### WHAT TO WORK ON
Write out word for word the stretch of the memoir excerpt below that runs from "So, our parents" to "between the sobs.".

I hated school when we first moved here. I pretended to be sick every morning for the first two months. My father finally got sick of it and would lean in close and say really simply, "Do itta." (Japanese for "get up") and drag me onto the floor by my hair. The loss of my warm comforter would jolt me awake, because we kept our heat very low to cut costs.

We were teased ruthlessly. And walking home from school in Detroit was a true test of humility. I was okay with snowballs to the head, the mocking about our used clothes and the standard push-to-the-grounds. It was the promise that I'd never fit in that stung.

It's interesting that we (my brother, sister and I) clung to the parent we most favored physically, and we began to mimic their respective dispositions. I don’t think it was on purpose, just ironic. My brother and mother both have fair skin and classic Japanese features. And he clung to her ridiculously. And adopted very traditional Japanese mannerisms.

I inherited my father’s dark skin and monolids. And I stuck to my father like glue from the moment he walked in. I helped him change spark plugs, and practiced putting worms on hooks. After dinner, I'd try to put barrettes in his hair. Or bobby pins. Or bows. It didn't matter. His hair was so heavy and silky that whatever I would clip to his hair would immediately slide out and fall to the floor.  He never complained. He would just sit there watching the game silently. He tolerated my ridiculousness.

So when faced with the school bullies, my brother did what my mother would do. He soaked in the insults and decided to silently hate the world.  I did what my father would do: I faked the local accent (urban with a southern twang) and laughed at all the jokes about my broken English until they forgot I was different.

So, our parents both worked two jobs to put me through private schools. My brother and sister went to public schools. I don't know why it was me and not them.

I once hid in the closet and watched my father whip my brother for something he'd done wrong. I can't remember what. But it was a really hard beating that left red criss cross welts on my brother's rear end. When my father left, I snuck the lavender oil from my mother’s drawer and tried to cover the welts while my brother said mean things to me between the sobs.

The last thing he said that night stayed with me until now. He said something like, "I can't wait until I'm Head of Household. Then you'll finally know how not special you really are."

### SUPPLIED INFORMATION

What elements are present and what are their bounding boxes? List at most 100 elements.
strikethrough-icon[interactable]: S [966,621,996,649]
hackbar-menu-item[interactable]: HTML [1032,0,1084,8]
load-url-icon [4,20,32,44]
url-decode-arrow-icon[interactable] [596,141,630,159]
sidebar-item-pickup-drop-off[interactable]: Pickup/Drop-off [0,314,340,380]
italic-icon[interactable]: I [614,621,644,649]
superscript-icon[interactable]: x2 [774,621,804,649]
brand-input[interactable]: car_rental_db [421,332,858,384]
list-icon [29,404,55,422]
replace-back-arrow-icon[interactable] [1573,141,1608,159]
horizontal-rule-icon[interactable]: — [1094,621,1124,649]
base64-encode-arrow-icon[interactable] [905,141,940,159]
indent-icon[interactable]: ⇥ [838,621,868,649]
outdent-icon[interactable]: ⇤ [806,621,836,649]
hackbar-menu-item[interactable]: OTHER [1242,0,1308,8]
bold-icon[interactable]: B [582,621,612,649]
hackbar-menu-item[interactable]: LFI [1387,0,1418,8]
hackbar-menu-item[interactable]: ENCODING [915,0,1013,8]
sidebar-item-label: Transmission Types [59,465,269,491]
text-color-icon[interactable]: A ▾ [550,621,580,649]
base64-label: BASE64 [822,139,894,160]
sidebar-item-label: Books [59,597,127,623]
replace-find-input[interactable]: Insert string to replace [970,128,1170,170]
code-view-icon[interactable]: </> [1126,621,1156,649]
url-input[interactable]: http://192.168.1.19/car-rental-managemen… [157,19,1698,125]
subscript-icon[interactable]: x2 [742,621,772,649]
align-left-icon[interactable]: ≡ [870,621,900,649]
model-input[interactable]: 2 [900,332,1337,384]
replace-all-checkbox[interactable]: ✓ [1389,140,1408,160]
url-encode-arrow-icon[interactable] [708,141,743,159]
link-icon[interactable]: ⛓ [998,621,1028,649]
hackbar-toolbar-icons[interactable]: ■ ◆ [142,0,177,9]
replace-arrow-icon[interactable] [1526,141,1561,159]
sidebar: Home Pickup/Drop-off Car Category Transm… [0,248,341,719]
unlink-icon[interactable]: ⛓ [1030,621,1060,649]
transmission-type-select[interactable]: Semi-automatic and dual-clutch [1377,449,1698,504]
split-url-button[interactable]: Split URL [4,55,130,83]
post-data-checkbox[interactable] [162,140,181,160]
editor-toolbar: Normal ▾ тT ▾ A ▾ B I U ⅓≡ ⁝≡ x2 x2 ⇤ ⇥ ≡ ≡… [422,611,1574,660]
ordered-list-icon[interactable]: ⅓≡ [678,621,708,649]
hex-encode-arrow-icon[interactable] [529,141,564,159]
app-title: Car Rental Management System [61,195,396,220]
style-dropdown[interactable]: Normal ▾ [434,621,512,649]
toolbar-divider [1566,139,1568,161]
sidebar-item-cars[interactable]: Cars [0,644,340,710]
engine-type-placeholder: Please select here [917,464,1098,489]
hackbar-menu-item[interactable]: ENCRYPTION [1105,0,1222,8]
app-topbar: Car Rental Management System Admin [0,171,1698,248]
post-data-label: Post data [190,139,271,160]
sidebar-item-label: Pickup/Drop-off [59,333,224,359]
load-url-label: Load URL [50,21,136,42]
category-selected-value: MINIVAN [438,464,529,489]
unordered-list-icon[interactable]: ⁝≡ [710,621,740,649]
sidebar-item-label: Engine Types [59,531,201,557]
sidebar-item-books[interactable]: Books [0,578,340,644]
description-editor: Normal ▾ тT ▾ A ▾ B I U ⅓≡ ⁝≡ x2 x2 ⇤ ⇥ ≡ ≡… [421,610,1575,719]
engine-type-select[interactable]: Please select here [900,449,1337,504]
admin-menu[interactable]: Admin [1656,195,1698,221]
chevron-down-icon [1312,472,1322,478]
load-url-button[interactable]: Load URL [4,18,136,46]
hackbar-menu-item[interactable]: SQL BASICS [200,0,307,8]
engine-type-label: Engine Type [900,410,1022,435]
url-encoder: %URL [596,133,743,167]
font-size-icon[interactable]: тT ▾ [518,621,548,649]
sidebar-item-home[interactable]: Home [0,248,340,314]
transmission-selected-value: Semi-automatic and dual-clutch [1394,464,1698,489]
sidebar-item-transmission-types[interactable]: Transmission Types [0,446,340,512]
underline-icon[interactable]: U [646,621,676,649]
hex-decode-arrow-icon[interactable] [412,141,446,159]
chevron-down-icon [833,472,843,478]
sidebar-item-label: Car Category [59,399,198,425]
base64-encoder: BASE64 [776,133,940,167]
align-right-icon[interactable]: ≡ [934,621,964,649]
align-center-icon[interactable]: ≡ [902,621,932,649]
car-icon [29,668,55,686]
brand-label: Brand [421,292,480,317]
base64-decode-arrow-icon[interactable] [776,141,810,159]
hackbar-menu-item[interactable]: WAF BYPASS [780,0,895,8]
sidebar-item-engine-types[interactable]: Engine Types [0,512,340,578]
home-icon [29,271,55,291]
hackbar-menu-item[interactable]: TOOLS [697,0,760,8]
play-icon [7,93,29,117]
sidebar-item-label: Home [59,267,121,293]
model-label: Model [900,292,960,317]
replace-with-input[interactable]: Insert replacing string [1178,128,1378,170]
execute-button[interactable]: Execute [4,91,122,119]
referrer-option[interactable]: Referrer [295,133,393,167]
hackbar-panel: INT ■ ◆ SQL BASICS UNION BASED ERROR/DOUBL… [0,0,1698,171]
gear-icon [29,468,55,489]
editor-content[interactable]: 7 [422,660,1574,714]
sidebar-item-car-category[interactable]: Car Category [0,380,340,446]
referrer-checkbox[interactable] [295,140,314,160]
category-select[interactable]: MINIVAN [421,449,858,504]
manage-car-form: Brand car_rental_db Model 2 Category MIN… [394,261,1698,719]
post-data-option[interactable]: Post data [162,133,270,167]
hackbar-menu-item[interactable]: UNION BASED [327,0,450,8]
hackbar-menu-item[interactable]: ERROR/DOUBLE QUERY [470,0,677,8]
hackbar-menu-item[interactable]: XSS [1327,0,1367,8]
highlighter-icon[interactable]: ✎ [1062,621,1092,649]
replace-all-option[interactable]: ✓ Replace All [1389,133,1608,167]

### OUTPUT FOR THIS TASK
So, our parents both worked two jobs to put me through private schools. My brother and sister went to public schools. I don't know why it was me and not them.

I once hid in the closet and watched my father whip my brother for something he'd done wrong. I can't remember what. But it was a really hard beating that left red criss cross welts on my brother's rear end. When my father left, I snuck the lavender oil from my mother’s drawer and tried to cover the welts while my brother said mean things to me between the sobs.